• WHAT NEEDS TO BE DONE: Copy the entries below word for word, but omit any pictures they contain.

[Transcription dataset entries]
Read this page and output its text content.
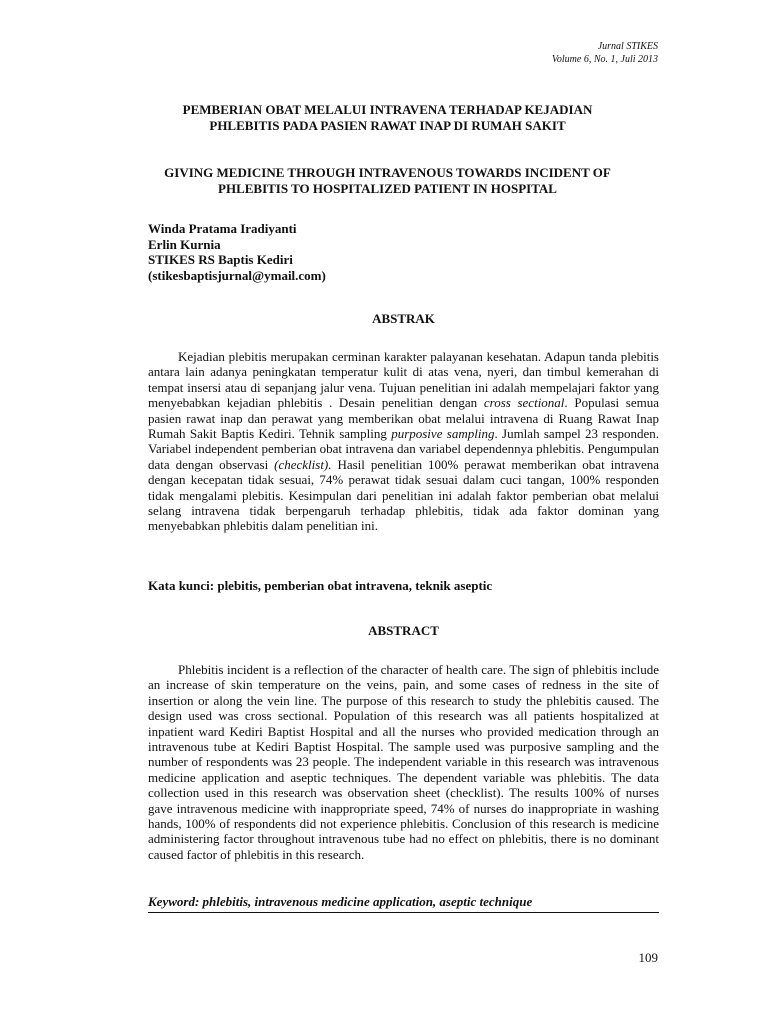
Jurnal STIKES
Volume 6, No. 1, Juli 2013
PEMBERIAN OBAT MELALUI INTRAVENA TERHADAP KEJADIAN
PHLEBITIS PADA PASIEN RAWAT INAP DI RUMAH SAKIT
GIVING MEDICINE THROUGH INTRAVENOUS TOWARDS INCIDENT OF
PHLEBITIS TO HOSPITALIZED PATIENT IN HOSPITAL
Winda Pratama Iradiyanti
Erlin Kurnia
STIKES RS Baptis Kediri
(stikesbaptisjurnal@ymail.com)
ABSTRAK

Kejadian plebitis merupakan cerminan karakter palayanan kesehatan. Adapun tanda plebitis antara lain adanya peningkatan temperatur kulit di atas vena, nyeri, dan timbul kemerahan di tempat insersi atau di sepanjang jalur vena. Tujuan penelitian ini adalah mempelajari faktor yang menyebabkan kejadian phlebitis . Desain penelitian dengan cross sectional. Populasi semua pasien rawat inap dan perawat yang memberikan obat melalui intravena di Ruang Rawat Inap Rumah Sakit Baptis Kediri. Tehnik sampling purposive sampling. Jumlah sampel 23 responden. Variabel independent pemberian obat intravena dan variabel dependennya phlebitis. Pengumpulan data dengan observasi (checklist). Hasil penelitian 100% perawat memberikan obat intravena dengan kecepatan tidak sesuai, 74% perawat tidak sesuai dalam cuci tangan, 100% responden tidak mengalami plebitis. Kesimpulan dari penelitian ini adalah faktor pemberian obat melalui selang intravena tidak berpengaruh terhadap phlebitis, tidak ada faktor dominan yang menyebabkan phlebitis dalam penelitian ini.

Kata kunci: plebitis, pemberian obat intravena, teknik aseptic
ABSTRACT

Phlebitis incident is a reflection of the character of health care. The sign of phlebitis include an increase of skin temperature on the veins, pain, and some cases of redness in the site of insertion or along the vein line. The purpose of this research to study the phlebitis caused. The design used was cross sectional. Population of this research was all patients hospitalized at inpatient ward Kediri Baptist Hospital and all the nurses who provided medication through an intravenous tube at Kediri Baptist Hospital. The sample used was purposive sampling and the number of respondents was 23 people. The independent variable in this research was intravenous medicine application and aseptic techniques. The dependent variable was phlebitis. The data collection used in this research was observation sheet (checklist). The results 100% of nurses gave intravenous medicine with inappropriate speed, 74% of nurses do inappropriate in washing hands, 100% of respondents did not experience phlebitis. Conclusion of this research is medicine administering factor throughout intravenous tube had no effect on phlebitis, there is no dominant caused factor of phlebitis in this research.

Keyword: phlebitis, intravenous medicine application, aseptic technique
109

• ANSWER FOR THIS EXERCISE:
Read this page and output its text content.
Jurnal STIKES
Volume 6, No. 1, Juli 2013
PEMBERIAN OBAT MELALUI INTRAVENA TERHADAP KEJADIAN
PHLEBITIS PADA PASIEN RAWAT INAP DI RUMAH SAKIT
GIVING MEDICINE THROUGH INTRAVENOUS TOWARDS INCIDENT OF
PHLEBITIS TO HOSPITALIZED PATIENT IN HOSPITAL
Winda Pratama Iradiyanti
Erlin Kurnia
STIKES RS Baptis Kediri
(stikesbaptisjurnal@ymail.com)
ABSTRAK

Kejadian plebitis merupakan cerminan karakter palayanan kesehatan. Adapun tanda plebitis antara lain adanya peningkatan temperatur kulit di atas vena, nyeri, dan timbul kemerahan di tempat insersi atau di sepanjang jalur vena. Tujuan penelitian ini adalah mempelajari faktor yang menyebabkan kejadian phlebitis . Desain penelitian dengan cross sectional. Populasi semua pasien rawat inap dan perawat yang memberikan obat melalui intravena di Ruang Rawat Inap Rumah Sakit Baptis Kediri. Tehnik sampling purposive sampling. Jumlah sampel 23 responden. Variabel independent pemberian obat intravena dan variabel dependennya phlebitis. Pengumpulan data dengan observasi (checklist). Hasil penelitian 100% perawat memberikan obat intravena dengan kecepatan tidak sesuai, 74% perawat tidak sesuai dalam cuci tangan, 100% responden tidak mengalami plebitis. Kesimpulan dari penelitian ini adalah faktor pemberian obat melalui selang intravena tidak berpengaruh terhadap phlebitis, tidak ada faktor dominan yang menyebabkan phlebitis dalam penelitian ini.

Kata kunci: plebitis, pemberian obat intravena, teknik aseptic
ABSTRACT

Phlebitis incident is a reflection of the character of health care. The sign of phlebitis include an increase of skin temperature on the veins, pain, and some cases of redness in the site of insertion or along the vein line. The purpose of this research to study the phlebitis caused. The design used was cross sectional. Population of this research was all patients hospitalized at inpatient ward Kediri Baptist Hospital and all the nurses who provided medication through an intravenous tube at Kediri Baptist Hospital. The sample used was purposive sampling and the number of respondents was 23 people. The independent variable in this research was intravenous medicine application and aseptic techniques. The dependent variable was phlebitis. The data collection used in this research was observation sheet (checklist). The results 100% of nurses gave intravenous medicine with inappropriate speed, 74% of nurses do inappropriate in washing hands, 100% of respondents did not experience phlebitis. Conclusion of this research is medicine administering factor throughout intravenous tube had no effect on phlebitis, there is no dominant caused factor of phlebitis in this research.

Keyword: phlebitis, intravenous medicine application, aseptic technique
109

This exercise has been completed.